### What needs to be done
Nothing in the data should change when you return it, but leave the pictures out.

··· Supplied information

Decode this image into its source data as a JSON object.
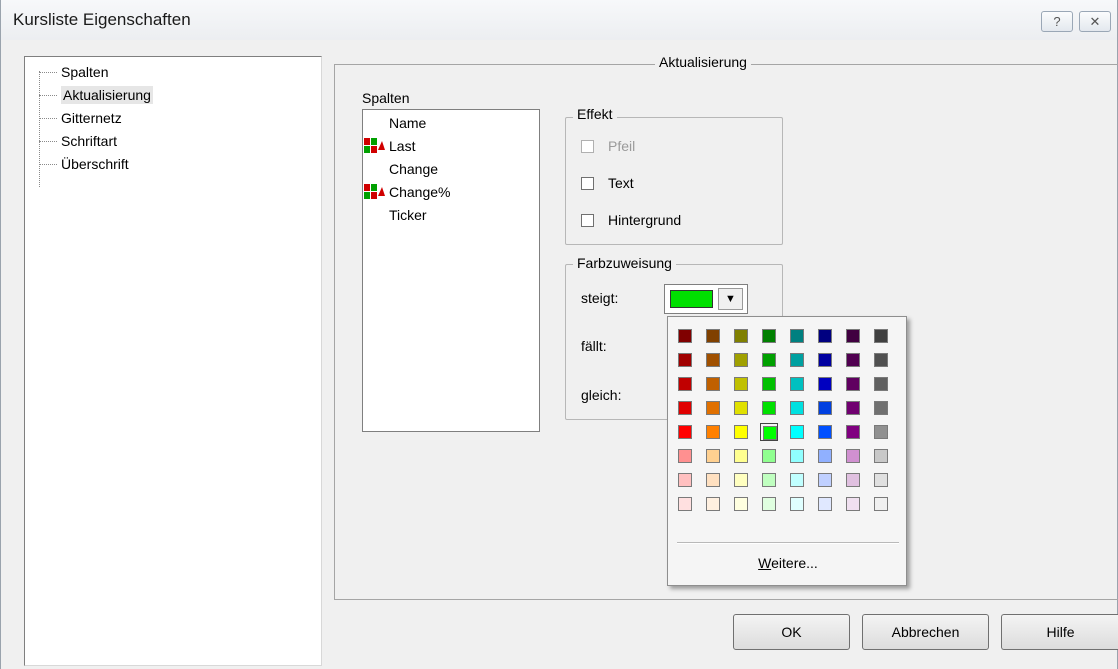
{
  "window": {
    "title": "Kursliste Eigenschaften"
  },
  "titlebar_buttons": {
    "help": "?",
    "close": "✕"
  },
  "tree": {
    "items": [
      {
        "label": "Spalten"
      },
      {
        "label": "Aktualisierung",
        "selected": true
      },
      {
        "label": "Gitternetz"
      },
      {
        "label": "Schriftart"
      },
      {
        "label": "Überschrift"
      }
    ]
  },
  "panel": {
    "title": "Aktualisierung"
  },
  "columns": {
    "label": "Spalten",
    "items": [
      {
        "label": "Name",
        "icon": ""
      },
      {
        "label": "Last",
        "icon": "price-update-icon"
      },
      {
        "label": "Change",
        "icon": ""
      },
      {
        "label": "Change%",
        "icon": "price-update-icon"
      },
      {
        "label": "Ticker",
        "icon": ""
      }
    ]
  },
  "effekt": {
    "title": "Effekt",
    "options": [
      {
        "label": "Pfeil",
        "checked": false,
        "disabled": true
      },
      {
        "label": "Text",
        "checked": false,
        "disabled": false
      },
      {
        "label": "Hintergrund",
        "checked": false,
        "disabled": false
      }
    ]
  },
  "farbzuweisung": {
    "title": "Farbzuweisung",
    "steigt_label": "steigt:",
    "faellt_label": "fällt:",
    "gleich_label": "gleich:",
    "steigt_color": "#00e000"
  },
  "color_popup": {
    "selected": [
      4,
      3
    ],
    "rows": [
      [
        "#800000",
        "#804000",
        "#808000",
        "#008000",
        "#008080",
        "#000080",
        "#400040",
        "#404040"
      ],
      [
        "#a00000",
        "#a05000",
        "#a0a000",
        "#00a000",
        "#00a0a0",
        "#0000a0",
        "#500050",
        "#505050"
      ],
      [
        "#c00000",
        "#c06000",
        "#c0c000",
        "#00c000",
        "#00c0c0",
        "#0000c0",
        "#600060",
        "#606060"
      ],
      [
        "#e00000",
        "#e07000",
        "#e0e000",
        "#00e000",
        "#00e0e0",
        "#0040e0",
        "#700070",
        "#707070"
      ],
      [
        "#ff0000",
        "#ff8000",
        "#ffff00",
        "#00ff00",
        "#00ffff",
        "#0050ff",
        "#800080",
        "#909090"
      ],
      [
        "#ff9090",
        "#ffd090",
        "#ffff90",
        "#90ff90",
        "#90ffff",
        "#90b0ff",
        "#d090d0",
        "#c8c8c8"
      ],
      [
        "#ffc0c0",
        "#ffe0c0",
        "#ffffc0",
        "#c0ffc0",
        "#c0ffff",
        "#c0d0ff",
        "#e0c0e0",
        "#e0e0e0"
      ],
      [
        "#ffe0e0",
        "#fff0e0",
        "#ffffe0",
        "#e0ffe0",
        "#e0ffff",
        "#e0e8ff",
        "#f0e0f0",
        "#f0f0f0"
      ]
    ],
    "more_prefix": "W",
    "more_rest": "eitere..."
  },
  "buttons": {
    "ok": "OK",
    "cancel": "Abbrechen",
    "help": "Hilfe"
  }
}
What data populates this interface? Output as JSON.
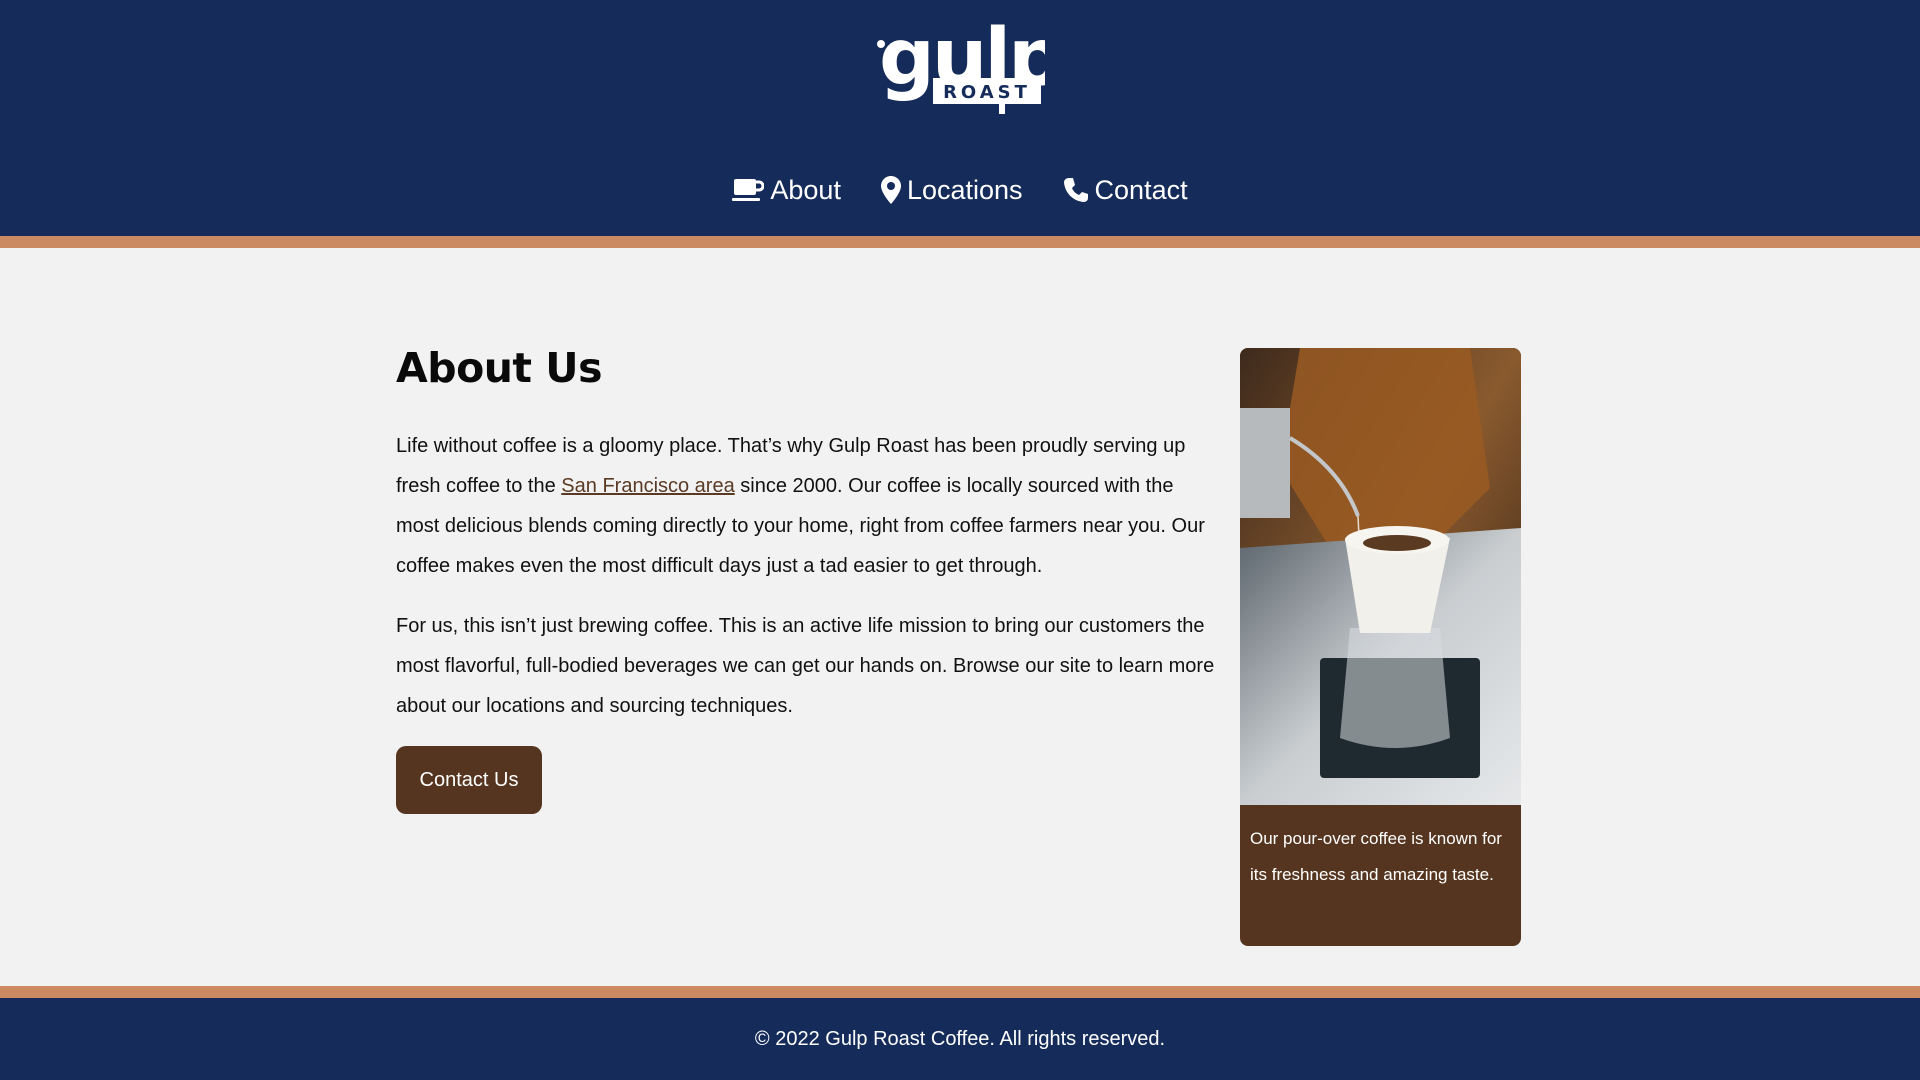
{
  "brand": {
    "logo_word": "gulp",
    "logo_sub": "ROAST"
  },
  "nav": {
    "items": [
      {
        "label": "About",
        "icon": "coffee-cup-icon"
      },
      {
        "label": "Locations",
        "icon": "map-pin-icon"
      },
      {
        "label": "Contact",
        "icon": "phone-icon"
      }
    ]
  },
  "main": {
    "title": "About Us",
    "para1": {
      "before": "Life without coffee is a gloomy place. That’s why Gulp Roast has been proudly serving up fresh coffee to the ",
      "link": "San Francisco area",
      "after": " since 2000. Our coffee is locally sourced with the most delicious blends coming directly to your home, right from coffee farmers near you. Our coffee makes even the most difficult days just a tad easier to get through."
    },
    "para2": "For us, this isn’t just brewing coffee. This is an active life mission to bring our customers the most flavorful, full-bodied beverages we can get our hands on. Browse our site to learn more about our locations and sourcing techniques.",
    "button": "Contact Us"
  },
  "figure": {
    "caption": "Our pour-over coffee is known for its freshness and amazing taste."
  },
  "footer": {
    "copyright": "© 2022 Gulp Roast Coffee. All rights reserved."
  },
  "colors": {
    "navy": "#152b5a",
    "copper": "#cc8a62",
    "brown": "#55351f"
  }
}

······

### Result of the exercise
Decode this image into its source data as a JSON object.
{
  "window": {
    "title": "Kursliste Eigenschaften"
  },
  "titlebar_buttons": {
    "help": "?",
    "close": "✕"
  },
  "tree": {
    "items": [
      {
        "label": "Spalten"
      },
      {
        "label": "Aktualisierung",
        "selected": true
      },
      {
        "label": "Gitternetz"
      },
      {
        "label": "Schriftart"
      },
      {
        "label": "Überschrift"
      }
    ]
  },
  "panel": {
    "title": "Aktualisierung"
  },
  "columns": {
    "label": "Spalten",
    "items": [
      {
        "label": "Name",
        "icon": ""
      },
      {
        "label": "Last",
        "icon": "price-update-icon"
      },
      {
        "label": "Change",
        "icon": ""
      },
      {
        "label": "Change%",
        "icon": "price-update-icon"
      },
      {
        "label": "Ticker",
        "icon": ""
      }
    ]
  },
  "effekt": {
    "title": "Effekt",
    "options": [
      {
        "label": "Pfeil",
        "checked": false,
        "disabled": true
      },
      {
        "label": "Text",
        "checked": false,
        "disabled": false
      },
      {
        "label": "Hintergrund",
        "checked": false,
        "disabled": false
      }
    ]
  },
  "farbzuweisung": {
    "title": "Farbzuweisung",
    "steigt_label": "steigt:",
    "faellt_label": "fällt:",
    "gleich_label": "gleich:",
    "steigt_color": "#00e000"
  },
  "color_popup": {
    "selected": [
      4,
      3
    ],
    "rows": [
      [
        "#800000",
        "#804000",
        "#808000",
        "#008000",
        "#008080",
        "#000080",
        "#400040",
        "#404040"
      ],
      [
        "#a00000",
        "#a05000",
        "#a0a000",
        "#00a000",
        "#00a0a0",
        "#0000a0",
        "#500050",
        "#505050"
      ],
      [
        "#c00000",
        "#c06000",
        "#c0c000",
        "#00c000",
        "#00c0c0",
        "#0000c0",
        "#600060",
        "#606060"
      ],
      [
        "#e00000",
        "#e07000",
        "#e0e000",
        "#00e000",
        "#00e0e0",
        "#0040e0",
        "#700070",
        "#707070"
      ],
      [
        "#ff0000",
        "#ff8000",
        "#ffff00",
        "#00ff00",
        "#00ffff",
        "#0050ff",
        "#800080",
        "#909090"
      ],
      [
        "#ff9090",
        "#ffd090",
        "#ffff90",
        "#90ff90",
        "#90ffff",
        "#90b0ff",
        "#d090d0",
        "#c8c8c8"
      ],
      [
        "#ffc0c0",
        "#ffe0c0",
        "#ffffc0",
        "#c0ffc0",
        "#c0ffff",
        "#c0d0ff",
        "#e0c0e0",
        "#e0e0e0"
      ],
      [
        "#ffe0e0",
        "#fff0e0",
        "#ffffe0",
        "#e0ffe0",
        "#e0ffff",
        "#e0e8ff",
        "#f0e0f0",
        "#f0f0f0"
      ]
    ],
    "more_prefix": "W",
    "more_rest": "eitere..."
  },
  "buttons": {
    "ok": "OK",
    "cancel": "Abbrechen",
    "help": "Hilfe"
  }
}
What data populates this interface? Output as JSON.
{
  "brand": {
    "logo_word": "gulp",
    "logo_sub": "ROAST"
  },
  "nav": {
    "items": [
      {
        "label": "About",
        "icon": "coffee-cup-icon"
      },
      {
        "label": "Locations",
        "icon": "map-pin-icon"
      },
      {
        "label": "Contact",
        "icon": "phone-icon"
      }
    ]
  },
  "main": {
    "title": "About Us",
    "para1": {
      "before": "Life without coffee is a gloomy place. That’s why Gulp Roast has been proudly serving up fresh coffee to the ",
      "link": "San Francisco area",
      "after": " since 2000. Our coffee is locally sourced with the most delicious blends coming directly to your home, right from coffee farmers near you. Our coffee makes even the most difficult days just a tad easier to get through."
    },
    "para2": "For us, this isn’t just brewing coffee. This is an active life mission to bring our customers the most flavorful, full-bodied beverages we can get our hands on. Browse our site to learn more about our locations and sourcing techniques.",
    "button": "Contact Us"
  },
  "figure": {
    "caption": "Our pour-over coffee is known for its freshness and amazing taste."
  },
  "footer": {
    "copyright": "© 2022 Gulp Roast Coffee. All rights reserved."
  },
  "colors": {
    "navy": "#152b5a",
    "copper": "#cc8a62",
    "brown": "#55351f"
  }
}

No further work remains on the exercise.